Entries from a visual dataset
+ + + +

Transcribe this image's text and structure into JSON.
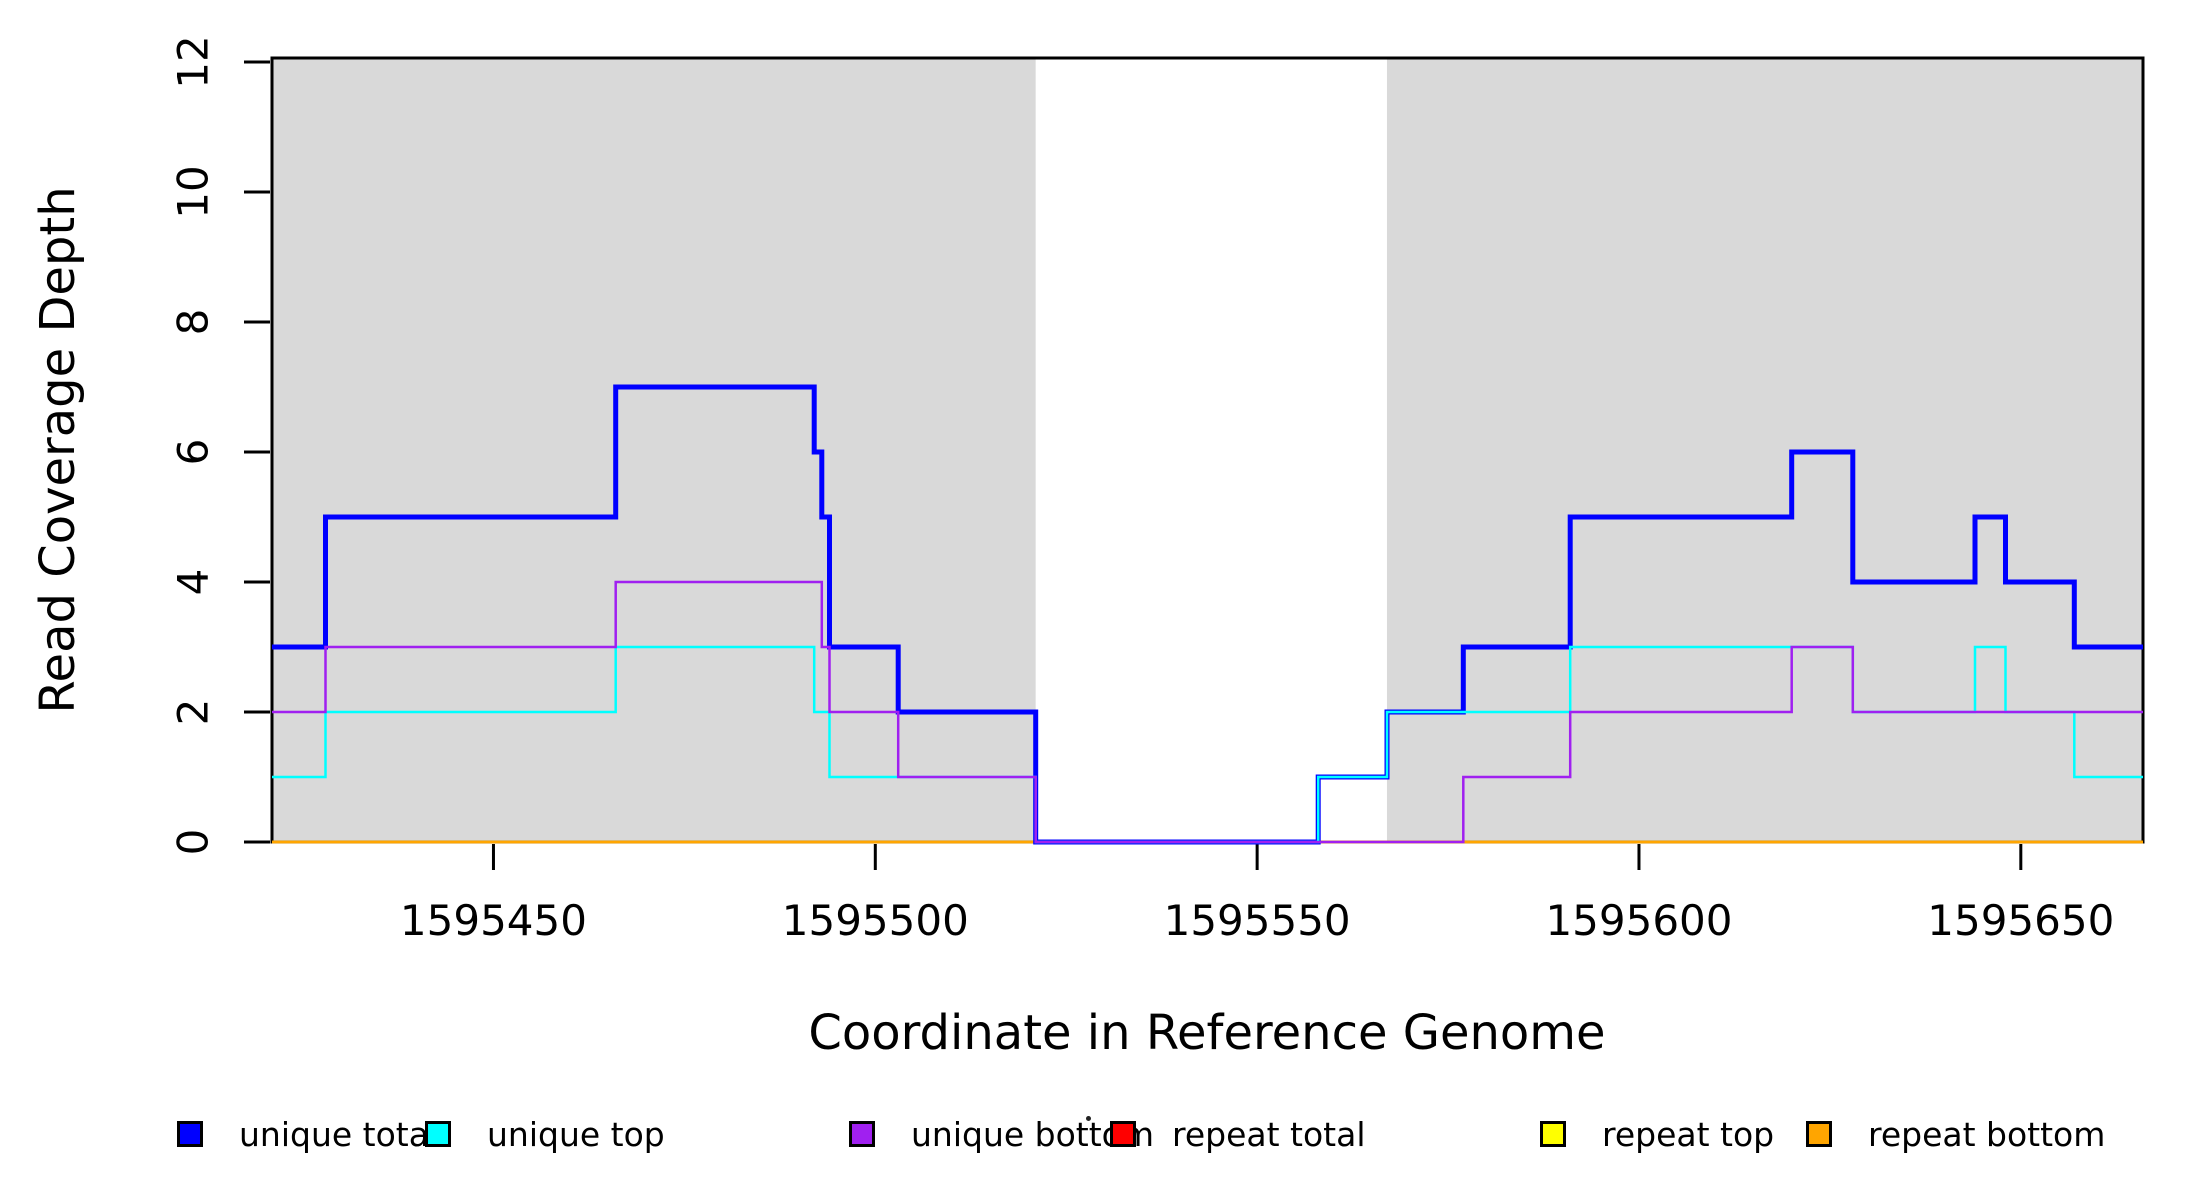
{
  "figure": {
    "xlabel": "Coordinate in Reference Genome",
    "ylabel": "Read Coverage Depth"
  },
  "chart_data": {
    "type": "line",
    "subtype": "step-coverage",
    "title": "",
    "xlabel": "Coordinate in Reference Genome",
    "ylabel": "Read Coverage Depth",
    "xlim": [
      1595421,
      1595666
    ],
    "ylim": [
      0,
      12
    ],
    "x_ticks": [
      1595450,
      1595500,
      1595550,
      1595600,
      1595650
    ],
    "x_tick_labels": [
      "1595450",
      "1595500",
      "1595550",
      "1595600",
      "1595650"
    ],
    "y_ticks": [
      0,
      2,
      4,
      6,
      8,
      10,
      12
    ],
    "y_tick_labels": [
      "0",
      "2",
      "4",
      "6",
      "8",
      "10",
      "12"
    ],
    "grid": false,
    "background_shading": {
      "color": "#d9d9d9",
      "regions": [
        [
          1595421,
          1595521
        ],
        [
          1595567,
          1595666
        ]
      ]
    },
    "series": [
      {
        "name": "repeat total",
        "color": "#ff0000",
        "width": 2.5,
        "points": [
          [
            1595421,
            0
          ],
          [
            1595666,
            0
          ]
        ]
      },
      {
        "name": "repeat top",
        "color": "#ffff00",
        "width": 2.5,
        "points": [
          [
            1595421,
            0
          ],
          [
            1595666,
            0
          ]
        ]
      },
      {
        "name": "repeat bottom",
        "color": "#ffa500",
        "width": 2.5,
        "points": [
          [
            1595421,
            0
          ],
          [
            1595666,
            0
          ]
        ]
      },
      {
        "name": "unique total",
        "color": "#0000ff",
        "width": 5,
        "points": [
          [
            1595421,
            3
          ],
          [
            1595428,
            5
          ],
          [
            1595466,
            7
          ],
          [
            1595492,
            6
          ],
          [
            1595493,
            5
          ],
          [
            1595494,
            3
          ],
          [
            1595503,
            2
          ],
          [
            1595521,
            0
          ],
          [
            1595558,
            1
          ],
          [
            1595567,
            2
          ],
          [
            1595577,
            3
          ],
          [
            1595591,
            5
          ],
          [
            1595620,
            6
          ],
          [
            1595628,
            4
          ],
          [
            1595644,
            5
          ],
          [
            1595648,
            4
          ],
          [
            1595657,
            3
          ],
          [
            1595666,
            3
          ]
        ]
      },
      {
        "name": "unique top",
        "color": "#00ffff",
        "width": 2.5,
        "points": [
          [
            1595421,
            1
          ],
          [
            1595428,
            2
          ],
          [
            1595466,
            3
          ],
          [
            1595492,
            2
          ],
          [
            1595494,
            1
          ],
          [
            1595521,
            0
          ],
          [
            1595558,
            1
          ],
          [
            1595567,
            2
          ],
          [
            1595591,
            3
          ],
          [
            1595628,
            2
          ],
          [
            1595644,
            3
          ],
          [
            1595648,
            2
          ],
          [
            1595657,
            1
          ],
          [
            1595666,
            1
          ]
        ]
      },
      {
        "name": "unique bottom",
        "color": "#a020f0",
        "width": 2.5,
        "points": [
          [
            1595421,
            2
          ],
          [
            1595428,
            3
          ],
          [
            1595466,
            4
          ],
          [
            1595493,
            3
          ],
          [
            1595494,
            2
          ],
          [
            1595503,
            1
          ],
          [
            1595521,
            0
          ],
          [
            1595577,
            1
          ],
          [
            1595591,
            2
          ],
          [
            1595620,
            3
          ],
          [
            1595628,
            2
          ],
          [
            1595666,
            2
          ]
        ]
      }
    ],
    "legend": {
      "position": "bottom",
      "items": [
        {
          "label": "unique total",
          "color": "#0000ff"
        },
        {
          "label": "unique top",
          "color": "#00ffff"
        },
        {
          "label": "unique bottom",
          "color": "#a020f0"
        },
        {
          "label": "repeat total",
          "color": "#ff0000"
        },
        {
          "label": "repeat top",
          "color": "#ffff00"
        },
        {
          "label": "repeat bottom",
          "color": "#ffa500"
        }
      ]
    }
  }
}
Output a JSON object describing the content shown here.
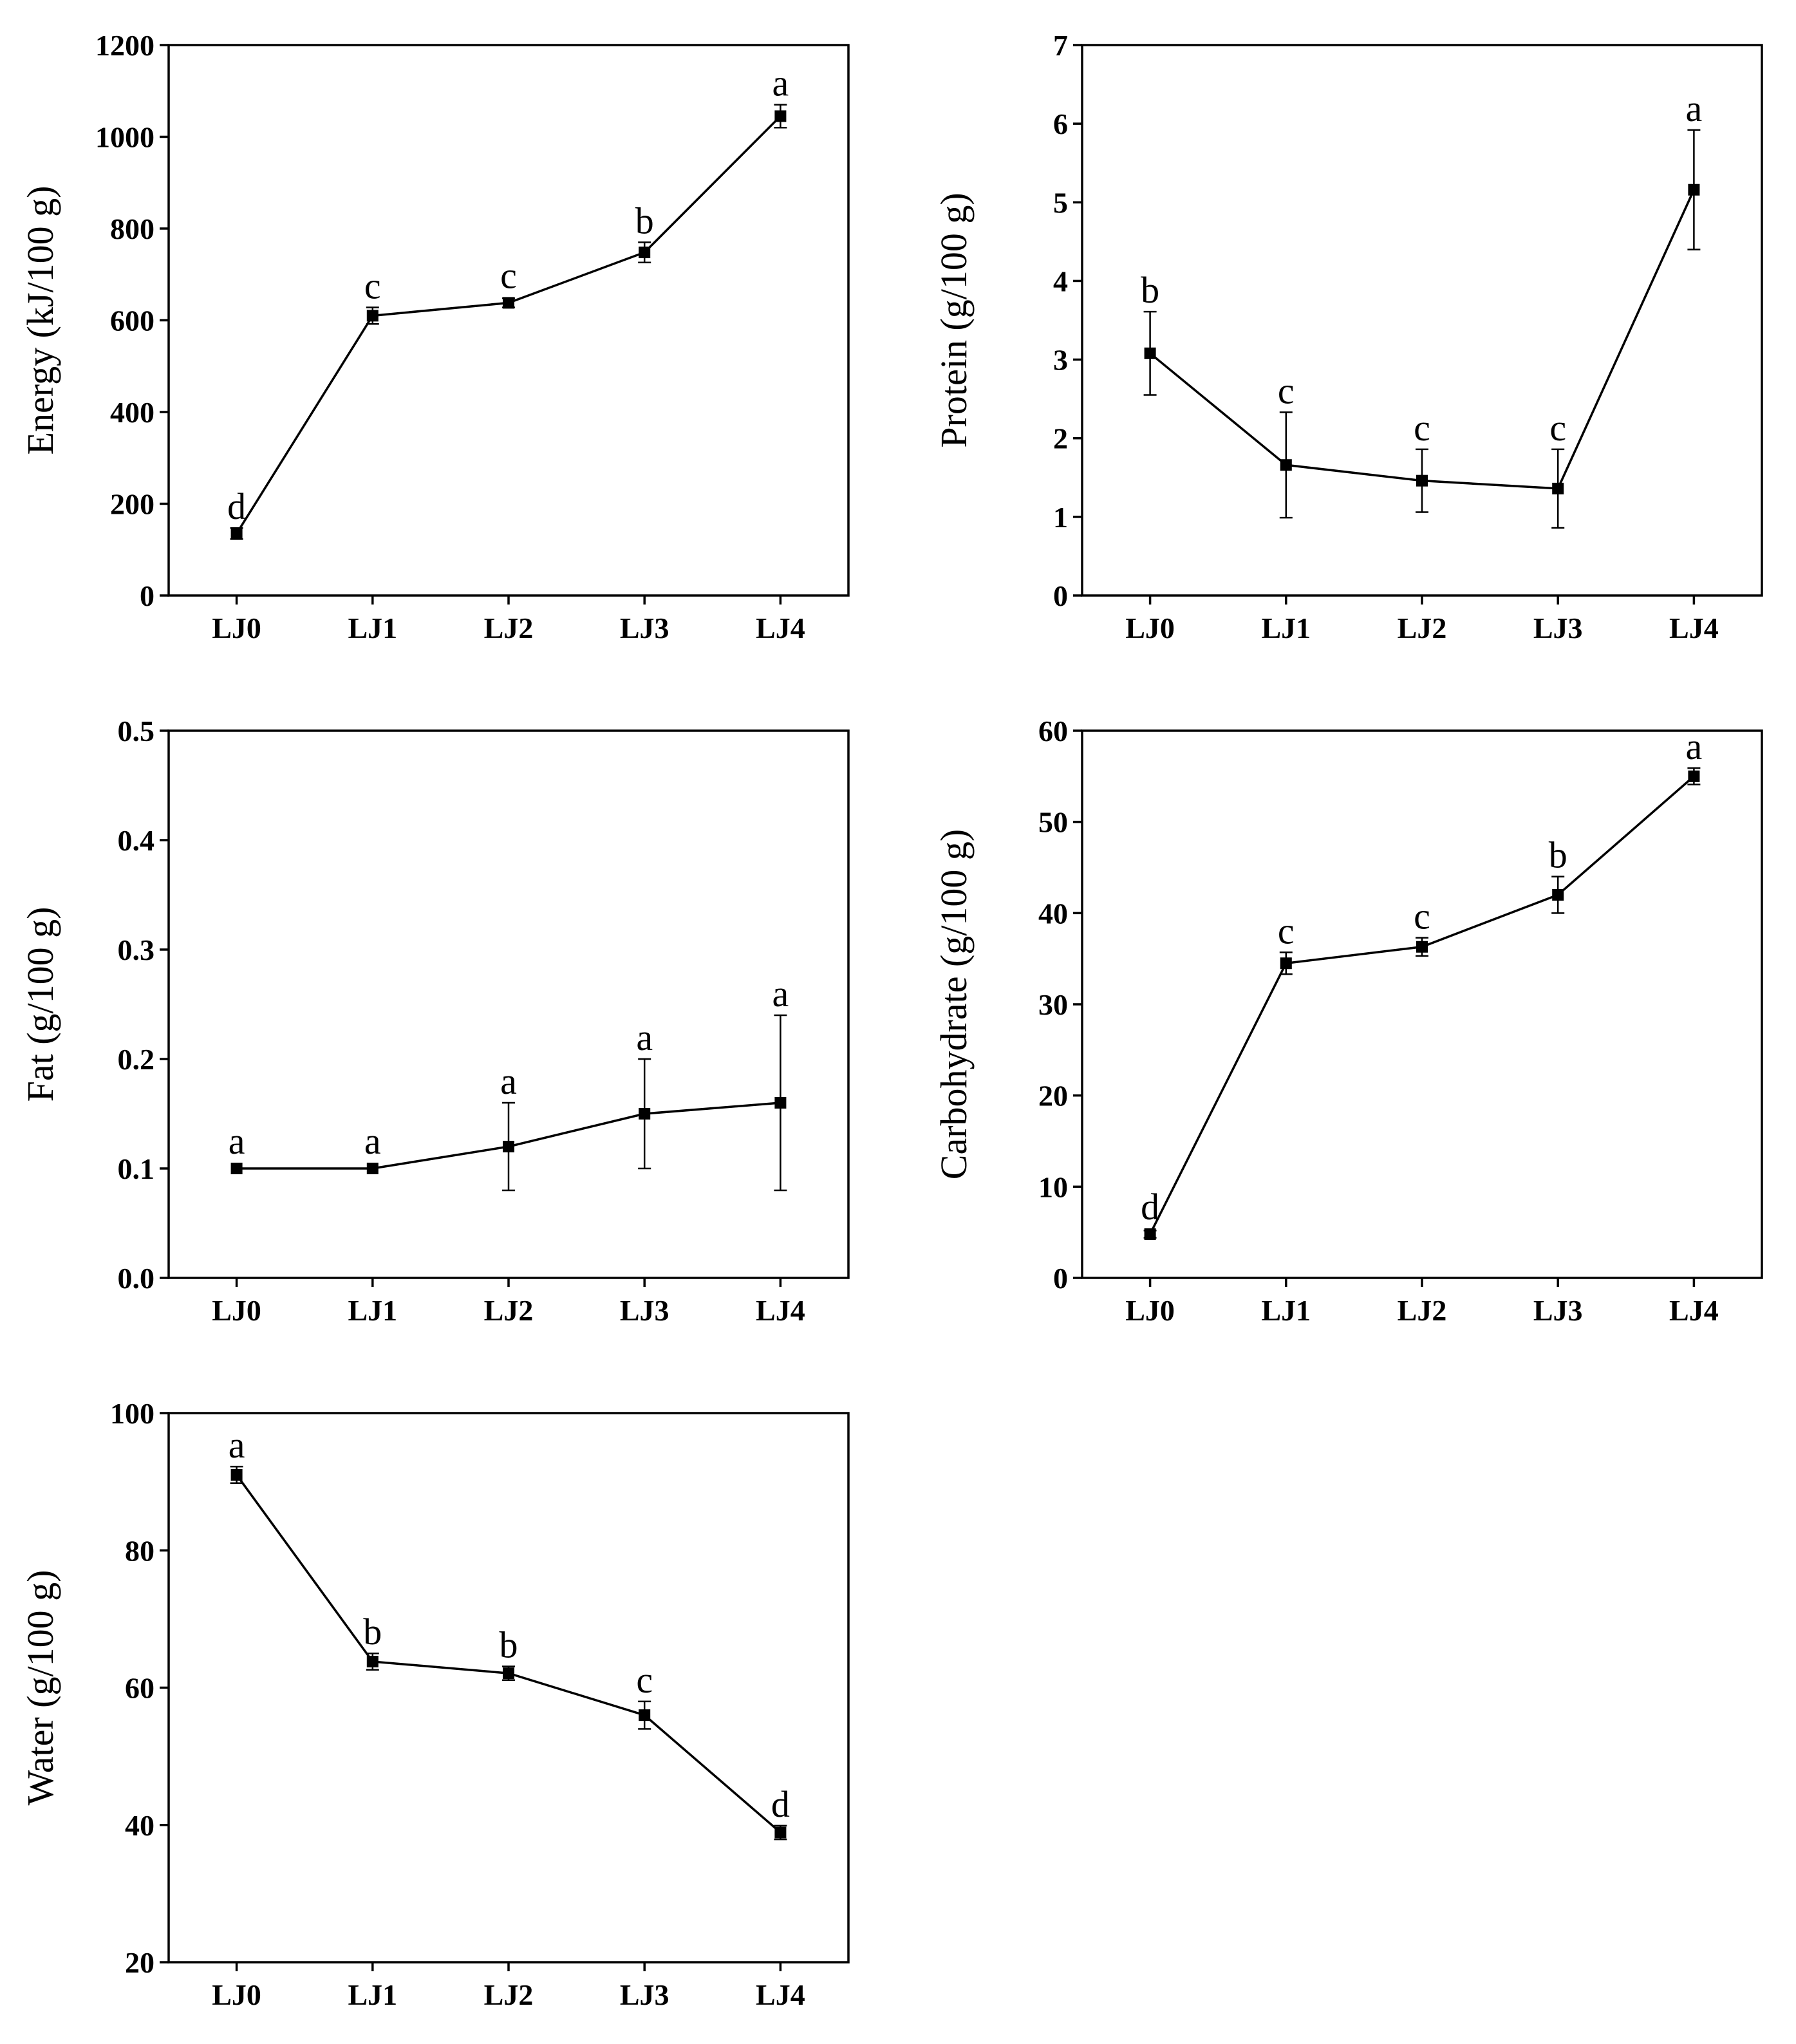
{
  "chart_data": [
    {
      "type": "line",
      "categories": [
        "LJ0",
        "LJ1",
        "LJ2",
        "LJ3",
        "LJ4"
      ],
      "values": [
        135,
        610,
        638,
        748,
        1045
      ],
      "error": [
        12,
        18,
        10,
        22,
        25
      ],
      "significance": [
        "d",
        "c",
        "c",
        "b",
        "a"
      ],
      "ylabel": "Energy (kJ/100 g)",
      "ylim": [
        0,
        1200
      ],
      "yticks": [
        0,
        200,
        400,
        600,
        800,
        1000,
        1200
      ],
      "ytick_labels": [
        "0",
        "200",
        "400",
        "600",
        "800",
        "1000",
        "1200"
      ]
    },
    {
      "type": "line",
      "categories": [
        "LJ0",
        "LJ1",
        "LJ2",
        "LJ3",
        "LJ4"
      ],
      "values": [
        3.08,
        1.66,
        1.46,
        1.36,
        5.16
      ],
      "error": [
        0.53,
        0.67,
        0.4,
        0.5,
        0.76
      ],
      "significance": [
        "b",
        "c",
        "c",
        "c",
        "a"
      ],
      "ylabel": "Protein (g/100 g)",
      "ylim": [
        0,
        7
      ],
      "yticks": [
        0,
        1,
        2,
        3,
        4,
        5,
        6,
        7
      ],
      "ytick_labels": [
        "0",
        "1",
        "2",
        "3",
        "4",
        "5",
        "6",
        "7"
      ]
    },
    {
      "type": "line",
      "categories": [
        "LJ0",
        "LJ1",
        "LJ2",
        "LJ3",
        "LJ4"
      ],
      "values": [
        0.1,
        0.1,
        0.12,
        0.15,
        0.16
      ],
      "error": [
        0.0,
        0.0,
        0.04,
        0.05,
        0.08
      ],
      "significance": [
        "a",
        "a",
        "a",
        "a",
        "a"
      ],
      "ylabel": "Fat (g/100 g)",
      "ylim": [
        0,
        0.5
      ],
      "yticks": [
        0,
        0.1,
        0.2,
        0.3,
        0.4,
        0.5
      ],
      "ytick_labels": [
        "0.0",
        "0.1",
        "0.2",
        "0.3",
        "0.4",
        "0.5"
      ]
    },
    {
      "type": "line",
      "categories": [
        "LJ0",
        "LJ1",
        "LJ2",
        "LJ3",
        "LJ4"
      ],
      "values": [
        4.8,
        34.5,
        36.3,
        42.0,
        55.0
      ],
      "error": [
        0.4,
        1.2,
        1.0,
        2.0,
        0.9
      ],
      "significance": [
        "d",
        "c",
        "c",
        "b",
        "a"
      ],
      "ylabel": "Carbohydrate (g/100 g)",
      "ylim": [
        0,
        60
      ],
      "yticks": [
        0,
        10,
        20,
        30,
        40,
        50,
        60
      ],
      "ytick_labels": [
        "0",
        "10",
        "20",
        "30",
        "40",
        "50",
        "60"
      ]
    },
    {
      "type": "line",
      "categories": [
        "LJ0",
        "LJ1",
        "LJ2",
        "LJ3",
        "LJ4"
      ],
      "values": [
        91.0,
        63.8,
        62.1,
        56.0,
        38.9
      ],
      "error": [
        1.2,
        1.2,
        1.0,
        2.0,
        1.0
      ],
      "significance": [
        "a",
        "b",
        "b",
        "c",
        "d"
      ],
      "ylabel": "Water (g/100 g)",
      "ylim": [
        20,
        100
      ],
      "yticks": [
        20,
        40,
        60,
        80,
        100
      ],
      "ytick_labels": [
        "20",
        "40",
        "60",
        "80",
        "100"
      ]
    }
  ]
}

+ + + +

> PROMPT: The answer consists of every line above in which the word "Read" occurs.

> ANSWER SPACE:
    "ylabel": "Read Coverage Depth"
    "ylabel": "Read Coverage Depth",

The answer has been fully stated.